Problem requirements ▸ Extract all data as written.

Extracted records
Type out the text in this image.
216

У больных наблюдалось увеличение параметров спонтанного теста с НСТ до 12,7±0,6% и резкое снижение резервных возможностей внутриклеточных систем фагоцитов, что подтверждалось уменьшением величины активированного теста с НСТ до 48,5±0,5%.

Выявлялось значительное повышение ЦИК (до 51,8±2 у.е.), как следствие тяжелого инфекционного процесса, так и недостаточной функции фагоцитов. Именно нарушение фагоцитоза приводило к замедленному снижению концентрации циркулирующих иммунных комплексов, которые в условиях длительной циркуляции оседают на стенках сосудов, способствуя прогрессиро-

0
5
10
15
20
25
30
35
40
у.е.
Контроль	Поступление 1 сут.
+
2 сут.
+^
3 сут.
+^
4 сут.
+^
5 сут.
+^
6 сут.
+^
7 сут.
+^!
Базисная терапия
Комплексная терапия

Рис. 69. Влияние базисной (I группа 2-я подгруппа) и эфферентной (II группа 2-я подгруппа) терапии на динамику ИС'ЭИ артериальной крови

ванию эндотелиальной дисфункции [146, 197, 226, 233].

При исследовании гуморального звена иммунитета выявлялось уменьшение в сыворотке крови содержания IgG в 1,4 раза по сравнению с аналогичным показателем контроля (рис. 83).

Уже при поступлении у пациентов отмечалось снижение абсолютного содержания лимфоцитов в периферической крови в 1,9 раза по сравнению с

Expected answer ▸
Type out the text in this image.
216

У больных наблюдалось увеличение параметров спонтанного теста с НСТ до 12,7±0,6% и резкое снижение резервных возможностей внутриклеточных систем фагоцитов, что подтверждалось уменьшением величины активированного теста с НСТ до 48,5±0,5%.

Выявлялось значительное повышение ЦИК (до 51,8±2 у.е.), как следствие тяжелого инфекционного процесса, так и недостаточной функции фагоцитов. Именно нарушение фагоцитоза приводило к замедленному снижению концентрации циркулирующих иммунных комплексов, которые в условиях длительной циркуляции оседают на стенках сосудов, способствуя прогрессиро-

0
5
10
15
20
25
30
35
40
у.е.
Контроль	Поступление 1 сут.
+
2 сут.
+^
3 сут.
+^
4 сут.
+^
5 сут.
+^
6 сут.
+^
7 сут.
+^!
Базисная терапия
Комплексная терапия

Рис. 69. Влияние базисной (I группа 2-я подгруппа) и эфферентной (II группа 2-я подгруппа) терапии на динамику ИС'ЭИ артериальной крови

ванию эндотелиальной дисфункции [146, 197, 226, 233].

При исследовании гуморального звена иммунитета выявлялось уменьшение в сыворотке крови содержания IgG в 1,4 раза по сравнению с аналогичным показателем контроля (рис. 83).

Уже при поступлении у пациентов отмечалось снижение абсолютного содержания лимфоцитов в периферической крови в 1,9 раза по сравнению с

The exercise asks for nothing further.